Provided data:
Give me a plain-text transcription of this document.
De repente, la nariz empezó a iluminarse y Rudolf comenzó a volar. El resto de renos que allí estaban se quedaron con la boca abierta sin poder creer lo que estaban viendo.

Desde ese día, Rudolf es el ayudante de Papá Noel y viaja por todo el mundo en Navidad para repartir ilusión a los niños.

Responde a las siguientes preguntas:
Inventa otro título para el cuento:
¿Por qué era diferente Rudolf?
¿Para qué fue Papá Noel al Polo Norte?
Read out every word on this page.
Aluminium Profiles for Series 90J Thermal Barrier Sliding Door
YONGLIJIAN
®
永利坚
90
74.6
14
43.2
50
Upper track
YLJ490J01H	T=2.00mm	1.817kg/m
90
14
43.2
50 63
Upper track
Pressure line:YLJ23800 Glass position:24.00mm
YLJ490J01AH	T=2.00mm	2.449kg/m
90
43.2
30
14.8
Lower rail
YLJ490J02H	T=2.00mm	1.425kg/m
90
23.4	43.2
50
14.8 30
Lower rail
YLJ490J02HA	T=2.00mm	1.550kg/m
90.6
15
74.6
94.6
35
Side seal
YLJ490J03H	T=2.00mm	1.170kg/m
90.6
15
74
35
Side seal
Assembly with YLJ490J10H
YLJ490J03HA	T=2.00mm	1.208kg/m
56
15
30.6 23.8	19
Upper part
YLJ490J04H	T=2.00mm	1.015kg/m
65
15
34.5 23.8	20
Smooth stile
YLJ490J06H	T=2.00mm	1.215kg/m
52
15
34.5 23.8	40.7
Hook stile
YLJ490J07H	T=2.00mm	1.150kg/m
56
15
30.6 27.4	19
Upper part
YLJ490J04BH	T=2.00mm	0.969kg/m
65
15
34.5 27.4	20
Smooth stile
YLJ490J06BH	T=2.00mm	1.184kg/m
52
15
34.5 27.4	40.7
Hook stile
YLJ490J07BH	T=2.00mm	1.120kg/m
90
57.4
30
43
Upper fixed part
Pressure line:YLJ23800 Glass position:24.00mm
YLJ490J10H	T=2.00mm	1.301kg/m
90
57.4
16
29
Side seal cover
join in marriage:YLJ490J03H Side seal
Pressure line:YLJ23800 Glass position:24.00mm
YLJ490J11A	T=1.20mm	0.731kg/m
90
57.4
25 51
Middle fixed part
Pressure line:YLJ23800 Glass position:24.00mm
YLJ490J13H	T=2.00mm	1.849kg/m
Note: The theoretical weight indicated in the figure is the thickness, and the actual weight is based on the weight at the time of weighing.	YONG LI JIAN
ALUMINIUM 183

Task goal: Gather and return every line that holds the string "Side".

Complete response:
Side seal
Side seal
Side seal cover
join in marriage:YLJ490J03H Side seal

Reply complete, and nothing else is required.